━━ DATA ROWS ━━

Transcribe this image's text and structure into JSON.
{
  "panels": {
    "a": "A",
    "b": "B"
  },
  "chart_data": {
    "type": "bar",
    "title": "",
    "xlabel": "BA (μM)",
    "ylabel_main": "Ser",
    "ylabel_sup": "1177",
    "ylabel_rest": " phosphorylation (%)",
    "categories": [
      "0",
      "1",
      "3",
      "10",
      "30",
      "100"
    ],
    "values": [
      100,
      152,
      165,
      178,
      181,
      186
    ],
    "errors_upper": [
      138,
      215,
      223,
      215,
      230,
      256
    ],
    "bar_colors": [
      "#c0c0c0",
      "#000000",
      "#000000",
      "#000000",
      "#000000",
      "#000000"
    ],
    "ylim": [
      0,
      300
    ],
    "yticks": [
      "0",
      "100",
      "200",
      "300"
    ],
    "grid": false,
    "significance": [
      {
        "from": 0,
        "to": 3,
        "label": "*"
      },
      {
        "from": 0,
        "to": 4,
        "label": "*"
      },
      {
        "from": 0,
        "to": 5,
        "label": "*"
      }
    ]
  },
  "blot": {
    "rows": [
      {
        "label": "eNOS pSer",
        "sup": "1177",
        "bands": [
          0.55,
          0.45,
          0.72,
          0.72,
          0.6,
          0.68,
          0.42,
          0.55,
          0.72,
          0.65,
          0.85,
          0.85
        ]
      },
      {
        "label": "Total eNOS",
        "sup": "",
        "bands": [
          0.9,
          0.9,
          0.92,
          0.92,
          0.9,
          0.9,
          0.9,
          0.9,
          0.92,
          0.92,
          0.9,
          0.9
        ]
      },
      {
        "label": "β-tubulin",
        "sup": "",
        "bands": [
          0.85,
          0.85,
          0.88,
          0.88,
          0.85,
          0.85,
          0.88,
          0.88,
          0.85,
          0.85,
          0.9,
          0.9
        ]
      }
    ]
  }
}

━━━

OBJECTIVE → Write out the material from the first line to the last, exactly.

IN RESPONSE →
Transcribe this image's text and structure into JSON.
{
  "panels": {
    "a": "A",
    "b": "B"
  },
  "chart_data": {
    "type": "bar",
    "title": "",
    "xlabel": "BA (μM)",
    "ylabel_main": "Ser",
    "ylabel_sup": "1177",
    "ylabel_rest": " phosphorylation (%)",
    "categories": [
      "0",
      "1",
      "3",
      "10",
      "30",
      "100"
    ],
    "values": [
      100,
      152,
      165,
      178,
      181,
      186
    ],
    "errors_upper": [
      138,
      215,
      223,
      215,
      230,
      256
    ],
    "bar_colors": [
      "#c0c0c0",
      "#000000",
      "#000000",
      "#000000",
      "#000000",
      "#000000"
    ],
    "ylim": [
      0,
      300
    ],
    "yticks": [
      "0",
      "100",
      "200",
      "300"
    ],
    "grid": false,
    "significance": [
      {
        "from": 0,
        "to": 3,
        "label": "*"
      },
      {
        "from": 0,
        "to": 4,
        "label": "*"
      },
      {
        "from": 0,
        "to": 5,
        "label": "*"
      }
    ]
  },
  "blot": {
    "rows": [
      {
        "label": "eNOS pSer",
        "sup": "1177",
        "bands": [
          0.55,
          0.45,
          0.72,
          0.72,
          0.6,
          0.68,
          0.42,
          0.55,
          0.72,
          0.65,
          0.85,
          0.85
        ]
      },
      {
        "label": "Total eNOS",
        "sup": "",
        "bands": [
          0.9,
          0.9,
          0.92,
          0.92,
          0.9,
          0.9,
          0.9,
          0.9,
          0.92,
          0.92,
          0.9,
          0.9
        ]
      },
      {
        "label": "β-tubulin",
        "sup": "",
        "bands": [
          0.85,
          0.85,
          0.88,
          0.88,
          0.85,
          0.85,
          0.88,
          0.88,
          0.85,
          0.85,
          0.9,
          0.9
        ]
      }
    ]
  }
}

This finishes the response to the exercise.